WORK REQUIRED:
Select from the data all lines with the word "Long".

(Extracted records)
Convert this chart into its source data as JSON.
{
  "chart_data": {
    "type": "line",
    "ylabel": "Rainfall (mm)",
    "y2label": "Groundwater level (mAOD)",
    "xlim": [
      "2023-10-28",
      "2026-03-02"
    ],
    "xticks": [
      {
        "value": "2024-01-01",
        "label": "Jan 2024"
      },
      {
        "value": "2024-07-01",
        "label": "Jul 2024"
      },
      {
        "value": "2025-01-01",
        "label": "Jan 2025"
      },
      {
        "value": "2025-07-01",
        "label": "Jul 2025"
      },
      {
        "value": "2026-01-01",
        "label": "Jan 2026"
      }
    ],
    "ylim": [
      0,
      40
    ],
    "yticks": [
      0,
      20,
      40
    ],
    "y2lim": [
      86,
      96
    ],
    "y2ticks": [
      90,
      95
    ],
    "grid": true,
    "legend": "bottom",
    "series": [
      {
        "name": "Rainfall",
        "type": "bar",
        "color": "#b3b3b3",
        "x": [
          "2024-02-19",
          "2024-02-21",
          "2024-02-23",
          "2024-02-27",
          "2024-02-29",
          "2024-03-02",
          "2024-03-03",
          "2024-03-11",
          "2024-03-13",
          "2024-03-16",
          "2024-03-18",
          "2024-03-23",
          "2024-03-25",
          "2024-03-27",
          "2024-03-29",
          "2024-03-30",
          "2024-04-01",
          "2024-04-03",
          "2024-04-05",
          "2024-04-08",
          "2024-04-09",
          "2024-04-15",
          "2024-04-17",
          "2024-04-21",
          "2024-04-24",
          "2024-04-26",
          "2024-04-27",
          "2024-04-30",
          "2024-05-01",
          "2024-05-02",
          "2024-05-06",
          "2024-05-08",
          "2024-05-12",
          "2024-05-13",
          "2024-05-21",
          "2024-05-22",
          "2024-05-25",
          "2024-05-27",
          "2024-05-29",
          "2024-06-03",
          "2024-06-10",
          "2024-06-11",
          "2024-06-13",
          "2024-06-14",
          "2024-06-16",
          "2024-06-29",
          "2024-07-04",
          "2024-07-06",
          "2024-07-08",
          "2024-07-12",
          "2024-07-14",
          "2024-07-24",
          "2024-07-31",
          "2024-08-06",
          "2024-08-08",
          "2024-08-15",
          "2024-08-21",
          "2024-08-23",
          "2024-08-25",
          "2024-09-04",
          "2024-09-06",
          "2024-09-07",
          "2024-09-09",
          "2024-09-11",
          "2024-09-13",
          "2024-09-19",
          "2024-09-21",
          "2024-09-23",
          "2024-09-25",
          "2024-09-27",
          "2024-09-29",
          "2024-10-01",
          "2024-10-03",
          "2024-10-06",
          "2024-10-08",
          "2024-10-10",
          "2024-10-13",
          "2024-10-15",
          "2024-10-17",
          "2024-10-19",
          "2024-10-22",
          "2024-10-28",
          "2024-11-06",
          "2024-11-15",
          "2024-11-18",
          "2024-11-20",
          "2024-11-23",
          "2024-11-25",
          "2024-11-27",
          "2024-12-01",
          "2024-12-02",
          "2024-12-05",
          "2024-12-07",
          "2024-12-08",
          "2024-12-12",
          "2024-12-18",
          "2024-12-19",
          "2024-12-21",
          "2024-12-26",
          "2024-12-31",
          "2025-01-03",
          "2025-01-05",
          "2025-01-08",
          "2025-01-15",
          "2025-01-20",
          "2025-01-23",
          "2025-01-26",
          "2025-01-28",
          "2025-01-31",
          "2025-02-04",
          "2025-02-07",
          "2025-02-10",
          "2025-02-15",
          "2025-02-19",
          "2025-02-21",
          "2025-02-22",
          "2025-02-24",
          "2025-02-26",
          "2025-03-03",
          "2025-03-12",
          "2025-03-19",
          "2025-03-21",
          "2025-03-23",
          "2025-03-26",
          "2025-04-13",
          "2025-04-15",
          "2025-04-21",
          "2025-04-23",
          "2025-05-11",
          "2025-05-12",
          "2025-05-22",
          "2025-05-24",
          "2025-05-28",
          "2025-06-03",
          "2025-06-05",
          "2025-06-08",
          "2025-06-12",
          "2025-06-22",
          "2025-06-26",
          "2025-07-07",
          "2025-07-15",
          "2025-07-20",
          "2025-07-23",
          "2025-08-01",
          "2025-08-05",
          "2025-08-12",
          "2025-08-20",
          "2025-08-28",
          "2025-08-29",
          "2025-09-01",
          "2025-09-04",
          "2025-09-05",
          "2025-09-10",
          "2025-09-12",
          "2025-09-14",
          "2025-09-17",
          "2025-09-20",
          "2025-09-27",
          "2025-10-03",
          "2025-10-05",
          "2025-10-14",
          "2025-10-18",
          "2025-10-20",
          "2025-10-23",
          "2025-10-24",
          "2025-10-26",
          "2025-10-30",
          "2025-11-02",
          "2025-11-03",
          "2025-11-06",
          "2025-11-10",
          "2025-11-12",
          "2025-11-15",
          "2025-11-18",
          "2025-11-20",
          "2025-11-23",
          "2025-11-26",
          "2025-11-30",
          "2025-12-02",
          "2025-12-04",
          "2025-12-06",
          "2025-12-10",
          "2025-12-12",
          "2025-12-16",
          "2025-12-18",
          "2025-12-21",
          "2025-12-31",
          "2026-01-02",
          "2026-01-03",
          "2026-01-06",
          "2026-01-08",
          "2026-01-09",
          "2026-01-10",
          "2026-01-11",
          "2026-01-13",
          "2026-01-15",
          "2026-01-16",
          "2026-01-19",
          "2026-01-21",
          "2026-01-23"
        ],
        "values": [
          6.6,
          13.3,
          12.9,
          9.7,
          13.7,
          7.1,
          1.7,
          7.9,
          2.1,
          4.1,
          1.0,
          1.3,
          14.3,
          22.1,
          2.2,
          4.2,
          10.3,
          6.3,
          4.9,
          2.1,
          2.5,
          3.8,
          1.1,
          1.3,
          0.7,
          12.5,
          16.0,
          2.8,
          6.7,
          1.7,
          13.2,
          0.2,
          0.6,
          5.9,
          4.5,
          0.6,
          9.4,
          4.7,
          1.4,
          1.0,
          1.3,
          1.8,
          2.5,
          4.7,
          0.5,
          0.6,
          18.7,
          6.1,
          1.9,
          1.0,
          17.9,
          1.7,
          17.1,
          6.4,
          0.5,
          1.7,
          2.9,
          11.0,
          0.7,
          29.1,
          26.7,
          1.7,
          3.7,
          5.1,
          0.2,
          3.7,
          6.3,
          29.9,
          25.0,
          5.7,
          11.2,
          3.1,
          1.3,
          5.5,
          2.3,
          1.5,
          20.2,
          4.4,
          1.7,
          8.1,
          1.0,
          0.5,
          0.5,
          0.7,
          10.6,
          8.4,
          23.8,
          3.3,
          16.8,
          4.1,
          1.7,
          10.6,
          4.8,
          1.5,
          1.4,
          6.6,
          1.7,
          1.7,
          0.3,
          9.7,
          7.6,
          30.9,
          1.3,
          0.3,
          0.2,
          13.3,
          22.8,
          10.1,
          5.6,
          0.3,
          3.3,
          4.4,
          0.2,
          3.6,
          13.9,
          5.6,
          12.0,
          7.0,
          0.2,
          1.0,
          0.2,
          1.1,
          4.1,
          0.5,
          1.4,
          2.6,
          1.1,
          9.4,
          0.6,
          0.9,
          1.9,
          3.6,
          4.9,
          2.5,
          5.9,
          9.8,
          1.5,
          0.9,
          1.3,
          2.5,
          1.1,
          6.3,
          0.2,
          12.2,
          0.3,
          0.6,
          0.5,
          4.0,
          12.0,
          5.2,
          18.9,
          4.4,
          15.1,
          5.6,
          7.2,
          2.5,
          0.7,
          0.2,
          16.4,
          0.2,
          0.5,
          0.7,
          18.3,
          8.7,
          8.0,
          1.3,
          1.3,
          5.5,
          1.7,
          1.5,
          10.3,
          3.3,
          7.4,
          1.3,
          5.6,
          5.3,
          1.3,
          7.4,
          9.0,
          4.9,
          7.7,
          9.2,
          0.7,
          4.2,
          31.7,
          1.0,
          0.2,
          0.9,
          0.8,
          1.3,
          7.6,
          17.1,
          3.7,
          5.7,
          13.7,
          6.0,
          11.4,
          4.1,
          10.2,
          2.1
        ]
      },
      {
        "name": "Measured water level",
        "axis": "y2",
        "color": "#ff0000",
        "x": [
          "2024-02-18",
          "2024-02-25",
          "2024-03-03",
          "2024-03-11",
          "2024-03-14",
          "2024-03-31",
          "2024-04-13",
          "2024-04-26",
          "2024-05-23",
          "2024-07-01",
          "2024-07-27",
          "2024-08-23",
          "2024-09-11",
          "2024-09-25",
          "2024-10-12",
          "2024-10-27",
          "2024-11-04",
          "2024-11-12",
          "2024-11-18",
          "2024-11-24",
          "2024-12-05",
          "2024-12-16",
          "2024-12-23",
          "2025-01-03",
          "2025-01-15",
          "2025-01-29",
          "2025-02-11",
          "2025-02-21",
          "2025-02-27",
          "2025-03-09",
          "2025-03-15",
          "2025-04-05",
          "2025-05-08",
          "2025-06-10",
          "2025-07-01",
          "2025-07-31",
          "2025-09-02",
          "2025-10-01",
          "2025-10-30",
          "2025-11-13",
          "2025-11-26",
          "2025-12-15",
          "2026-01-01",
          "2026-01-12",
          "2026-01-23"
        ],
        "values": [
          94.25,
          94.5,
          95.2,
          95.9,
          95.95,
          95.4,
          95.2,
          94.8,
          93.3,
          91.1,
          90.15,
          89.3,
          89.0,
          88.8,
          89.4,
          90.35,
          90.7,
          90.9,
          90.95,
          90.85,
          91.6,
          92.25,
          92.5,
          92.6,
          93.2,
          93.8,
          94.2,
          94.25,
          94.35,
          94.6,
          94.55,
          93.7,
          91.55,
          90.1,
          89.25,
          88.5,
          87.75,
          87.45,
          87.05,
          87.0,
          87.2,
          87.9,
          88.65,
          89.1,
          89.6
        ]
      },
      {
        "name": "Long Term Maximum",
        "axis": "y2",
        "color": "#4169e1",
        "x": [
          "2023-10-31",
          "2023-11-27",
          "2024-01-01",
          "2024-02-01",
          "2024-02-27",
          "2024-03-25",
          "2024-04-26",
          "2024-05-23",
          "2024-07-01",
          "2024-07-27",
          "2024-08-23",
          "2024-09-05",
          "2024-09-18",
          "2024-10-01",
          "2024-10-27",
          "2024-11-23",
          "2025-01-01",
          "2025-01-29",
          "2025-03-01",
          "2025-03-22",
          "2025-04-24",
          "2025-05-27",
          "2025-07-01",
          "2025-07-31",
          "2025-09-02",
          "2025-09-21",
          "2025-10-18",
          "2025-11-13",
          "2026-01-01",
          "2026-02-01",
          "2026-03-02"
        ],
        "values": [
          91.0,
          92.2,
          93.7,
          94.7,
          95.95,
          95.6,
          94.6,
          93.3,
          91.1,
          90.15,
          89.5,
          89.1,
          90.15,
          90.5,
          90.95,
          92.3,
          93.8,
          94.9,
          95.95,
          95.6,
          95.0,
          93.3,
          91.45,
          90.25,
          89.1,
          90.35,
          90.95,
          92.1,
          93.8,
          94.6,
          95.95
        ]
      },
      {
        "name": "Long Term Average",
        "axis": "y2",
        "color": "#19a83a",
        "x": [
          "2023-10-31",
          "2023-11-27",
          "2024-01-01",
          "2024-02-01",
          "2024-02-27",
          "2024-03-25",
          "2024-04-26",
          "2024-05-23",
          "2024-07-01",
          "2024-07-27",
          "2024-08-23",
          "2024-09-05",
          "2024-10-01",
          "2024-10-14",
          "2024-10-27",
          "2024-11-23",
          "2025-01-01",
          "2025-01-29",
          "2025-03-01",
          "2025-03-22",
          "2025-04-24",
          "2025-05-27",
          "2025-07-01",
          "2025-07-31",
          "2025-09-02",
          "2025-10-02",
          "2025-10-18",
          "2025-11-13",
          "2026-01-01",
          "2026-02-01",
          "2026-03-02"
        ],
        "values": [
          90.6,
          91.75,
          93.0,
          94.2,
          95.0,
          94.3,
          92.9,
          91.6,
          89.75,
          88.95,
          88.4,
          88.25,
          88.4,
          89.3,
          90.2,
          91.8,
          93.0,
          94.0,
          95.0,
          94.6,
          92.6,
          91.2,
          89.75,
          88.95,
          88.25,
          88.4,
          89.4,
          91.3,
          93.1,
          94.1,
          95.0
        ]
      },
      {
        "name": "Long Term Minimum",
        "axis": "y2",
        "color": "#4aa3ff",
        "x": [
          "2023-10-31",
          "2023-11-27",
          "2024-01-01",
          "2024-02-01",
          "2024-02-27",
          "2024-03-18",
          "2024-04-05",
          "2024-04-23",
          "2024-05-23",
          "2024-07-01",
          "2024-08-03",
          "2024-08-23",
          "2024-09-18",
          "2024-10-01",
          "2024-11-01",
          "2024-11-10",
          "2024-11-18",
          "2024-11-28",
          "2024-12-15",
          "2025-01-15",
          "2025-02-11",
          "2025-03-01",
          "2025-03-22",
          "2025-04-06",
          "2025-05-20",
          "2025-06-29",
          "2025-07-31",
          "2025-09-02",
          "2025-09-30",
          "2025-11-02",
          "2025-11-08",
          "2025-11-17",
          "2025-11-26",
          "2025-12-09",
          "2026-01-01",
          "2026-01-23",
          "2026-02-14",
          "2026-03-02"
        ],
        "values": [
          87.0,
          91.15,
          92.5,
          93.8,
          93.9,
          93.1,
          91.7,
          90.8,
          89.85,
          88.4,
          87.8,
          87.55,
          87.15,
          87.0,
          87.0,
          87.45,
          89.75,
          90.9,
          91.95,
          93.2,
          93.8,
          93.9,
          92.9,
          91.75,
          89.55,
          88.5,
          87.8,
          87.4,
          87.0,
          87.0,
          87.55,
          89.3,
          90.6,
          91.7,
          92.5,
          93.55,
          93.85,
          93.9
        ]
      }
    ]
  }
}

RESPONSE TO THE TASK:
        "name": "Long Term Maximum",
        "name": "Long Term Average",
        "name": "Long Term Minimum",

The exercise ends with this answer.